» What you need to do: Copy out each line that includes the word "ROLLING".

--- Begin ---

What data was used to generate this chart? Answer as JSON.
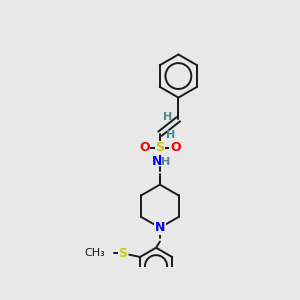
{
  "background_color": "#e8e8e8",
  "bond_color": "#1a1a1a",
  "fig_size": [
    3.0,
    3.0
  ],
  "dpi": 100,
  "colors": {
    "S": "#cccc00",
    "O": "#ff0000",
    "N": "#0000ff",
    "H": "#4a8a8a",
    "C": "#1a1a1a"
  }
}
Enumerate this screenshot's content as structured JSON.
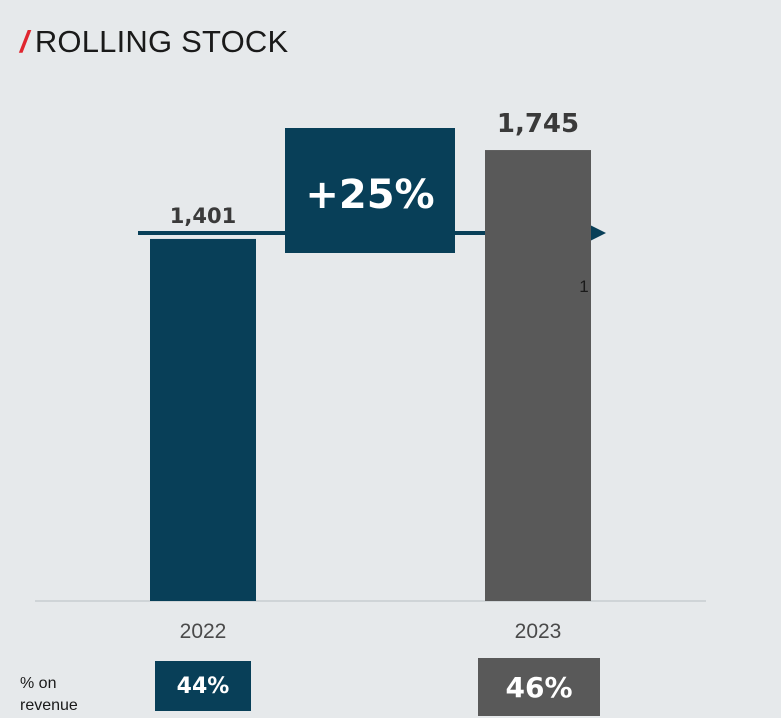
{
  "header": {
    "slash": "/",
    "title": "ROLLING STOCK"
  },
  "growth": {
    "label": "+25%"
  },
  "footnote": "1",
  "pct_label": "% on revenue",
  "colors": {
    "background": "#e6e9eb",
    "navy": "#083f58",
    "gray": "#595959",
    "accent_red": "#e0262f"
  },
  "chart_data": {
    "type": "bar",
    "title": "ROLLING STOCK",
    "categories": [
      "2022",
      "2023"
    ],
    "values": [
      1401,
      1745
    ],
    "value_labels": [
      "1,401",
      "1,745"
    ],
    "bar_colors": [
      "#083f58",
      "#595959"
    ],
    "ylim": [
      0,
      1900
    ],
    "grid": false,
    "annotations": {
      "growth": "+25%",
      "footnote_marker": "1"
    },
    "pct_on_revenue": [
      "44%",
      "46%"
    ]
  }
}
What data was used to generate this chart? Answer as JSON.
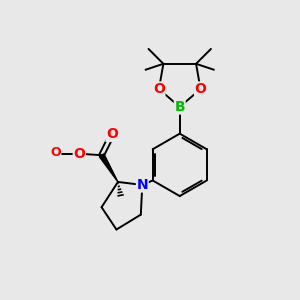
{
  "bg_color": "#e8e8e8",
  "atom_colors": {
    "O": "#ff0000",
    "N": "#0000ff",
    "B": "#00bb00"
  },
  "bond_color": "#000000",
  "bond_width": 1.4,
  "font_size_atom": 10,
  "fig_size": [
    3.0,
    3.0
  ],
  "dpi": 100,
  "xlim": [
    0,
    10
  ],
  "ylim": [
    0,
    10
  ]
}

--- End ---

» The answer:
    "title": "ROLLING STOCK"
    "title": "ROLLING STOCK",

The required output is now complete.